Data:

○ ○ ○ ○ ○

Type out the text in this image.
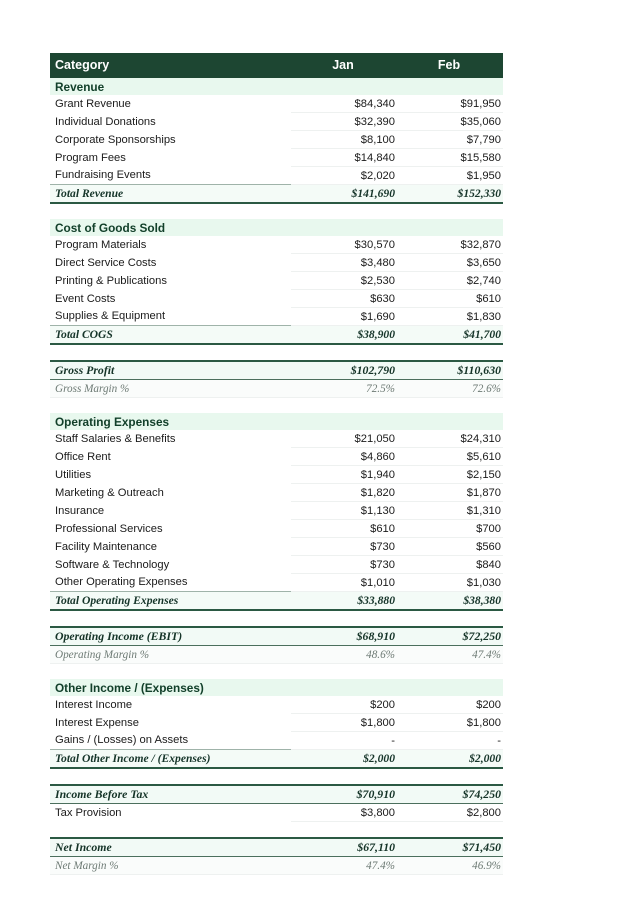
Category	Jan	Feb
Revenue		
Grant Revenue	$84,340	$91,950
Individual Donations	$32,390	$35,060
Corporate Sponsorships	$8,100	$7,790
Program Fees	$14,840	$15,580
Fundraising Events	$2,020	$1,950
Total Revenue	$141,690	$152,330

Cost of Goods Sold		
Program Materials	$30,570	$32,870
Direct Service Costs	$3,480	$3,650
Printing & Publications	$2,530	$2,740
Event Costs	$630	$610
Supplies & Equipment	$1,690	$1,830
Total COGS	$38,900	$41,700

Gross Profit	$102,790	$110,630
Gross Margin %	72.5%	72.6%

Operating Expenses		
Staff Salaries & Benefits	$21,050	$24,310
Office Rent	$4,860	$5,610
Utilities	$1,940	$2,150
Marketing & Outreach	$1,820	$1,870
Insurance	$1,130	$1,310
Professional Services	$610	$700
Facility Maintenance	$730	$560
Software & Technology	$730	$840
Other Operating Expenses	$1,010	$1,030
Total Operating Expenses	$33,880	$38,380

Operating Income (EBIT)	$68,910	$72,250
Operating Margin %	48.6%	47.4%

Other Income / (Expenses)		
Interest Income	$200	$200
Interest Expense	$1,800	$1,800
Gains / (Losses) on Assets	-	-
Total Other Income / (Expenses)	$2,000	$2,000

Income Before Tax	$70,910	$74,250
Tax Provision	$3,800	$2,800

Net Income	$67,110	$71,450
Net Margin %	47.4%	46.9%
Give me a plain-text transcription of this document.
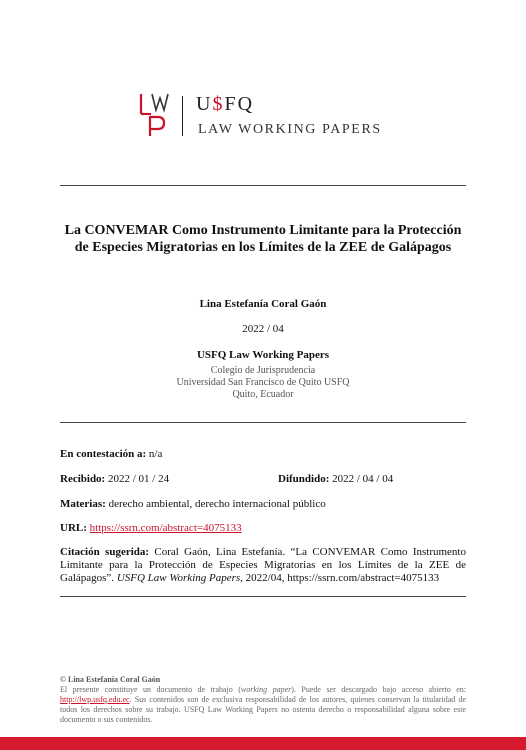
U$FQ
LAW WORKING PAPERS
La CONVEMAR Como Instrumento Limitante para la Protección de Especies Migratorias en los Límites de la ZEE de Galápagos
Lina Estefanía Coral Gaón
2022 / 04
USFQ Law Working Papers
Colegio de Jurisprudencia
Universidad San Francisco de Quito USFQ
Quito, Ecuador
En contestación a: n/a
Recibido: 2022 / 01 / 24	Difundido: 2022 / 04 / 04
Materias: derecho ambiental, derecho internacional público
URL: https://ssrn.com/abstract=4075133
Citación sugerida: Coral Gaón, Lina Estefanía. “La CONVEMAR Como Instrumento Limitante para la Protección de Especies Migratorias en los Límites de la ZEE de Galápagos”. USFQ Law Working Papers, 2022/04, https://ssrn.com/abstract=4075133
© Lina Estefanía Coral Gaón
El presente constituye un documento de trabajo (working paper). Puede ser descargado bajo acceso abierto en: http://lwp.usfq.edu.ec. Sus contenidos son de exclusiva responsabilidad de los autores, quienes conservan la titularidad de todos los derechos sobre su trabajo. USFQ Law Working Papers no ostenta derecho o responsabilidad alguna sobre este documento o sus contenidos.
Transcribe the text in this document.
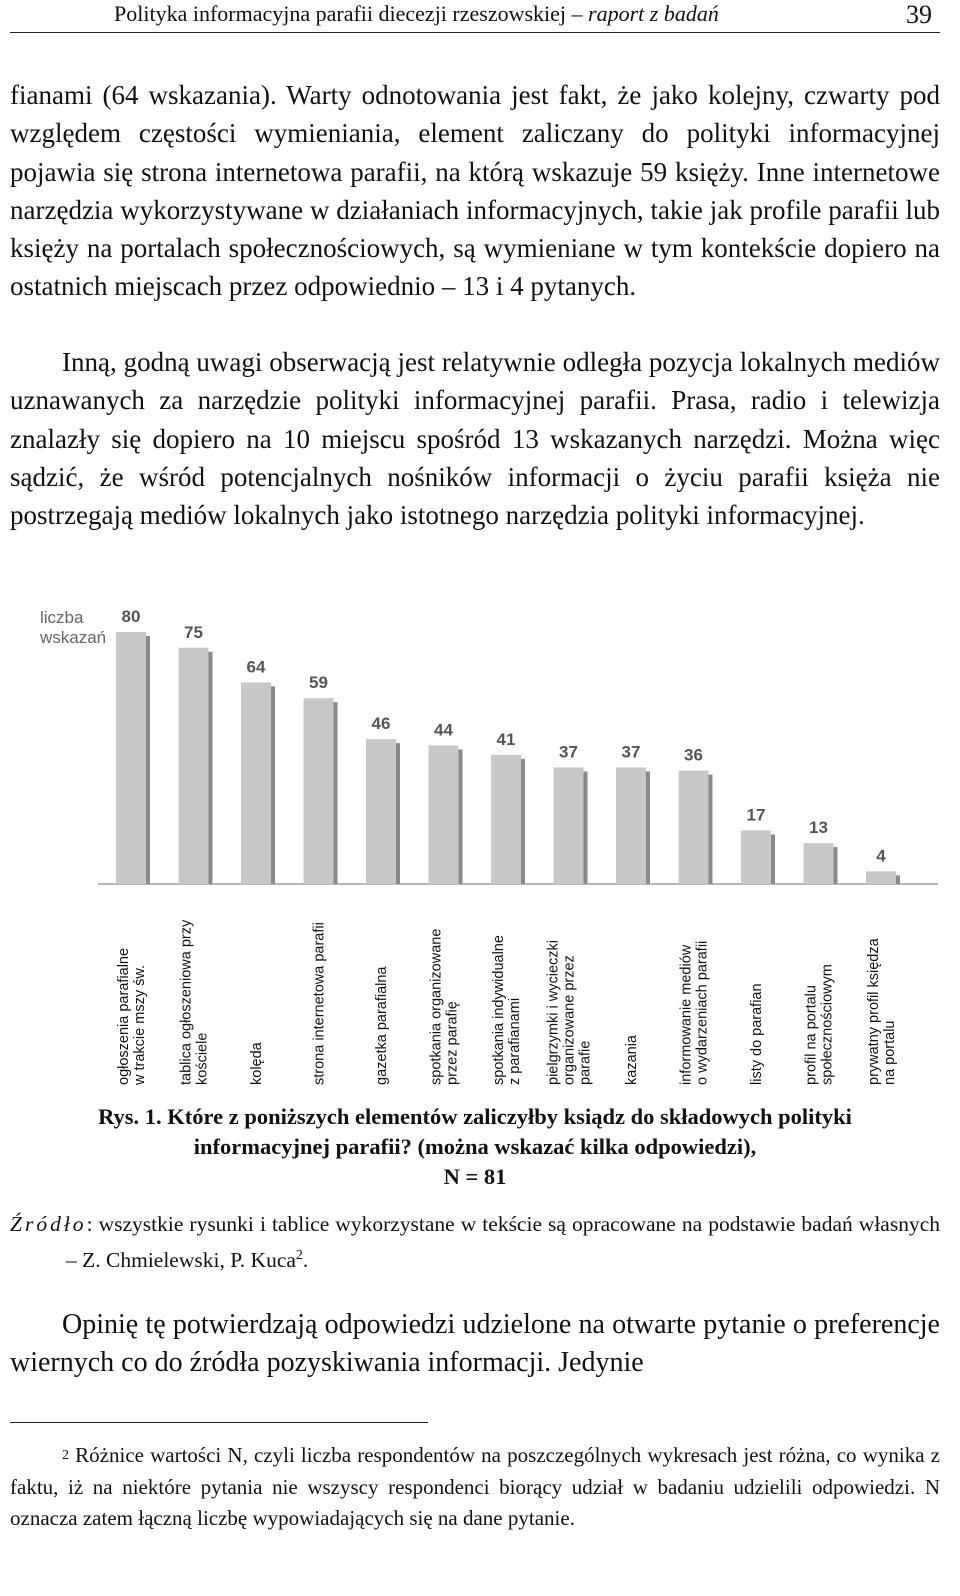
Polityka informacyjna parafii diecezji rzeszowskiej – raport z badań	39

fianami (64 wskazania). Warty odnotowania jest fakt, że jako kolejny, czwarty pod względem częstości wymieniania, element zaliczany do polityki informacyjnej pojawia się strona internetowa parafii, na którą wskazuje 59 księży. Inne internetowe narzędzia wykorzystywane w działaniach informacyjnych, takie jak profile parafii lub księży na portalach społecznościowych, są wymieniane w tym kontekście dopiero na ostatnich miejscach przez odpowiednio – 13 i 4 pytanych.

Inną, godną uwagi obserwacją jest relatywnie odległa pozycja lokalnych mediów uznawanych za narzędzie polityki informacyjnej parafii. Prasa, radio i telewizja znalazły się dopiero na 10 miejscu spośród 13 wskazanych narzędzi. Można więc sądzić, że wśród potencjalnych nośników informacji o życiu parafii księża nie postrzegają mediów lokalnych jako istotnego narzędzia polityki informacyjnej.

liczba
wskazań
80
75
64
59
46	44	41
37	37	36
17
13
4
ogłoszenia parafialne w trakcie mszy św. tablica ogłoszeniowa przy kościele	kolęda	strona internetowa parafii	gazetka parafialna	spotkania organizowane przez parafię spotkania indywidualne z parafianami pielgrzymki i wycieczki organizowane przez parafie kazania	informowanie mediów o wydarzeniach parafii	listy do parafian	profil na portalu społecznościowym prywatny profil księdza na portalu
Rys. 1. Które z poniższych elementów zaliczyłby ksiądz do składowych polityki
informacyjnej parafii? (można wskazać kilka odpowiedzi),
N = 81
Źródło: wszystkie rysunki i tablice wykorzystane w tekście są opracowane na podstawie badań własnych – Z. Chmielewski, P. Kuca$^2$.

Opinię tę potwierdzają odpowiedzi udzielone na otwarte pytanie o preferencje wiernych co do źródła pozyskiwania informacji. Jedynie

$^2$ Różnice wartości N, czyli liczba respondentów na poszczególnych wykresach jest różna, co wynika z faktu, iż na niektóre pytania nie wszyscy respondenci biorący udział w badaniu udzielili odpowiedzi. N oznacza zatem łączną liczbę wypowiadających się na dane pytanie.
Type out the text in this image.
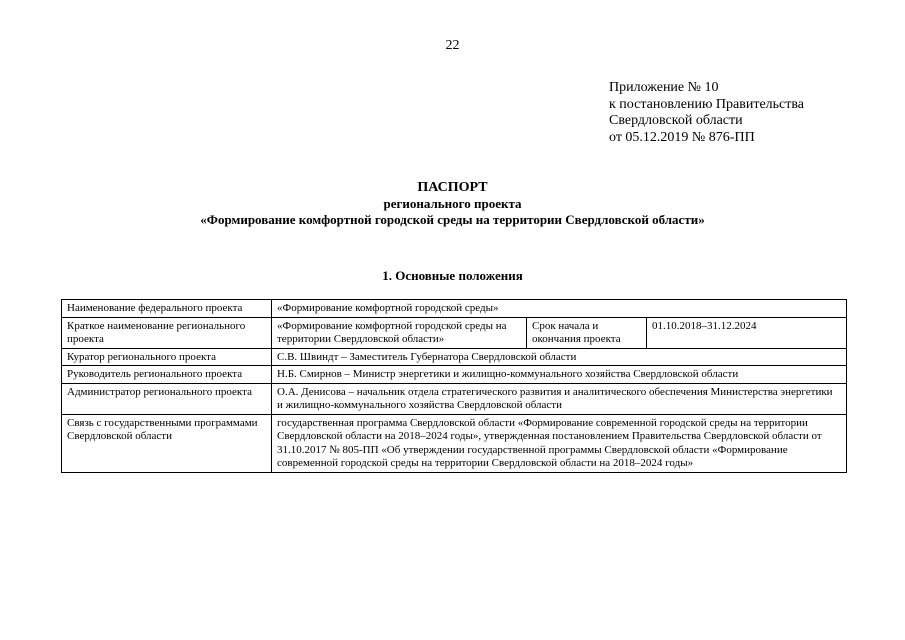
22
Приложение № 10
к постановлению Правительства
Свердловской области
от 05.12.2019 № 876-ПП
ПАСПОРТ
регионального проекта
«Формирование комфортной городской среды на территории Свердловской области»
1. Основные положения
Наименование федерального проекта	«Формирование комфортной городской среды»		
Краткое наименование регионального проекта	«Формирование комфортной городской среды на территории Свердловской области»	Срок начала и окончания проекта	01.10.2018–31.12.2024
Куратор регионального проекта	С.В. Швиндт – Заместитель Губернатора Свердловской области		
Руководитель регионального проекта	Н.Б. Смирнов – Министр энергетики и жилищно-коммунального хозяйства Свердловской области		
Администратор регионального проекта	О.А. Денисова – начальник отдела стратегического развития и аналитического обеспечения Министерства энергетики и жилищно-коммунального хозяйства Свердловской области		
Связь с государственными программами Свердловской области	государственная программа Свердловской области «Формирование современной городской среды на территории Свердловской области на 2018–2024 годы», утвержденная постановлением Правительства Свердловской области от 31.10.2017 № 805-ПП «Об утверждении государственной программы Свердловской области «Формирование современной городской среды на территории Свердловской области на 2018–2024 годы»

○ ○ ○ ○ ○

Objective: How many of the lines above hold "Program"? Answer with only the number.

Solution below: 2